* [Records to process]
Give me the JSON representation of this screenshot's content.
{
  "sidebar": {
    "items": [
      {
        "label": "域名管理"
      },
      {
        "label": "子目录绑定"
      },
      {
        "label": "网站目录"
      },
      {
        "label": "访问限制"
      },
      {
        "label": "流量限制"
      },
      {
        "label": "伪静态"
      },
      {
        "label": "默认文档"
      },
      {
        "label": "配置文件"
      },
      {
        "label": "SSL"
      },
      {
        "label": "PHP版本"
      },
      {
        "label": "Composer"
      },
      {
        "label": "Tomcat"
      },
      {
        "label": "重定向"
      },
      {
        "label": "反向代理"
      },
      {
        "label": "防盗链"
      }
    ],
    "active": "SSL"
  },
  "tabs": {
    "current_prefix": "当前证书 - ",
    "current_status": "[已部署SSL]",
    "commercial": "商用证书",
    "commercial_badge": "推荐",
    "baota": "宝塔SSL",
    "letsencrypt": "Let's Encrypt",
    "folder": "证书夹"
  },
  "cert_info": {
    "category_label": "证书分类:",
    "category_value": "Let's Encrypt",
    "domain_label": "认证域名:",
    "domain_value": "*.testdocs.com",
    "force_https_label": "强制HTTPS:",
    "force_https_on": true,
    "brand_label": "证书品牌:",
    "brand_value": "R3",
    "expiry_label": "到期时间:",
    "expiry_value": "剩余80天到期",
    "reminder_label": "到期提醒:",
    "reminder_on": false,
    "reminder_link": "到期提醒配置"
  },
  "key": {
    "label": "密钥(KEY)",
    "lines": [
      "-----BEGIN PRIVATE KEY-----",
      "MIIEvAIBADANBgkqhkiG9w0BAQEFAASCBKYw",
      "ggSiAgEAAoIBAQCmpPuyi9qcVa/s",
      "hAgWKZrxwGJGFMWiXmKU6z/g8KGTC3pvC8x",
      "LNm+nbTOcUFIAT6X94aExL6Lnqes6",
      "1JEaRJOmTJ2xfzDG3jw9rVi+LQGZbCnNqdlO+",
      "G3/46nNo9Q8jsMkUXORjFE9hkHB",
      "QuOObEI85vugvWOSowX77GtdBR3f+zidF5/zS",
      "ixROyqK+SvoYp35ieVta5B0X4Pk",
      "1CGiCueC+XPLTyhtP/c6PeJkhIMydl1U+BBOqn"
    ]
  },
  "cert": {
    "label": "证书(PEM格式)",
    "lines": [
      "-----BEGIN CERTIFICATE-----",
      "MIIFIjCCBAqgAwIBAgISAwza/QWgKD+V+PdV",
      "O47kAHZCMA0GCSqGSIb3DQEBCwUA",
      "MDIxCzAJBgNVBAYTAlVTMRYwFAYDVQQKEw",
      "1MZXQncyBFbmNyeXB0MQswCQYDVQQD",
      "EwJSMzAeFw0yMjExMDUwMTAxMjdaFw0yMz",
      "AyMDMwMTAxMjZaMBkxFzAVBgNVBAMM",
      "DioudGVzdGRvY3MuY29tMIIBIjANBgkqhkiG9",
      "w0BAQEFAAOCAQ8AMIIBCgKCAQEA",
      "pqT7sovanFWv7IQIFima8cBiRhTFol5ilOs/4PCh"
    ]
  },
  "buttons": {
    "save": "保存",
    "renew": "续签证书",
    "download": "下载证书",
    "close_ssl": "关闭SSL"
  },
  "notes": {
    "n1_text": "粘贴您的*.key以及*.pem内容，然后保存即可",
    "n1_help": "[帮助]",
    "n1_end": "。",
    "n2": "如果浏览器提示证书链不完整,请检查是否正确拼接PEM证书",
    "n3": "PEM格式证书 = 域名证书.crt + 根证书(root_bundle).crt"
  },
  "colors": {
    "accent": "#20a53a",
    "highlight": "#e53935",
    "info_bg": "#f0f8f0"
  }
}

* [Task requirements]
Repeat the data verbatim.

* [Correct response]
Give me the JSON representation of this screenshot's content.
{
  "sidebar": {
    "items": [
      {
        "label": "域名管理"
      },
      {
        "label": "子目录绑定"
      },
      {
        "label": "网站目录"
      },
      {
        "label": "访问限制"
      },
      {
        "label": "流量限制"
      },
      {
        "label": "伪静态"
      },
      {
        "label": "默认文档"
      },
      {
        "label": "配置文件"
      },
      {
        "label": "SSL"
      },
      {
        "label": "PHP版本"
      },
      {
        "label": "Composer"
      },
      {
        "label": "Tomcat"
      },
      {
        "label": "重定向"
      },
      {
        "label": "反向代理"
      },
      {
        "label": "防盗链"
      }
    ],
    "active": "SSL"
  },
  "tabs": {
    "current_prefix": "当前证书 - ",
    "current_status": "[已部署SSL]",
    "commercial": "商用证书",
    "commercial_badge": "推荐",
    "baota": "宝塔SSL",
    "letsencrypt": "Let's Encrypt",
    "folder": "证书夹"
  },
  "cert_info": {
    "category_label": "证书分类:",
    "category_value": "Let's Encrypt",
    "domain_label": "认证域名:",
    "domain_value": "*.testdocs.com",
    "force_https_label": "强制HTTPS:",
    "force_https_on": true,
    "brand_label": "证书品牌:",
    "brand_value": "R3",
    "expiry_label": "到期时间:",
    "expiry_value": "剩余80天到期",
    "reminder_label": "到期提醒:",
    "reminder_on": false,
    "reminder_link": "到期提醒配置"
  },
  "key": {
    "label": "密钥(KEY)",
    "lines": [
      "-----BEGIN PRIVATE KEY-----",
      "MIIEvAIBADANBgkqhkiG9w0BAQEFAASCBKYw",
      "ggSiAgEAAoIBAQCmpPuyi9qcVa/s",
      "hAgWKZrxwGJGFMWiXmKU6z/g8KGTC3pvC8x",
      "LNm+nbTOcUFIAT6X94aExL6Lnqes6",
      "1JEaRJOmTJ2xfzDG3jw9rVi+LQGZbCnNqdlO+",
      "G3/46nNo9Q8jsMkUXORjFE9hkHB",
      "QuOObEI85vugvWOSowX77GtdBR3f+zidF5/zS",
      "ixROyqK+SvoYp35ieVta5B0X4Pk",
      "1CGiCueC+XPLTyhtP/c6PeJkhIMydl1U+BBOqn"
    ]
  },
  "cert": {
    "label": "证书(PEM格式)",
    "lines": [
      "-----BEGIN CERTIFICATE-----",
      "MIIFIjCCBAqgAwIBAgISAwza/QWgKD+V+PdV",
      "O47kAHZCMA0GCSqGSIb3DQEBCwUA",
      "MDIxCzAJBgNVBAYTAlVTMRYwFAYDVQQKEw",
      "1MZXQncyBFbmNyeXB0MQswCQYDVQQD",
      "EwJSMzAeFw0yMjExMDUwMTAxMjdaFw0yMz",
      "AyMDMwMTAxMjZaMBkxFzAVBgNVBAMM",
      "DioudGVzdGRvY3MuY29tMIIBIjANBgkqhkiG9",
      "w0BAQEFAAOCAQ8AMIIBCgKCAQEA",
      "pqT7sovanFWv7IQIFima8cBiRhTFol5ilOs/4PCh"
    ]
  },
  "buttons": {
    "save": "保存",
    "renew": "续签证书",
    "download": "下载证书",
    "close_ssl": "关闭SSL"
  },
  "notes": {
    "n1_text": "粘贴您的*.key以及*.pem内容，然后保存即可",
    "n1_help": "[帮助]",
    "n1_end": "。",
    "n2": "如果浏览器提示证书链不完整,请检查是否正确拼接PEM证书",
    "n3": "PEM格式证书 = 域名证书.crt + 根证书(root_bundle).crt"
  },
  "colors": {
    "accent": "#20a53a",
    "highlight": "#e53935",
    "info_bg": "#f0f8f0"
  }
}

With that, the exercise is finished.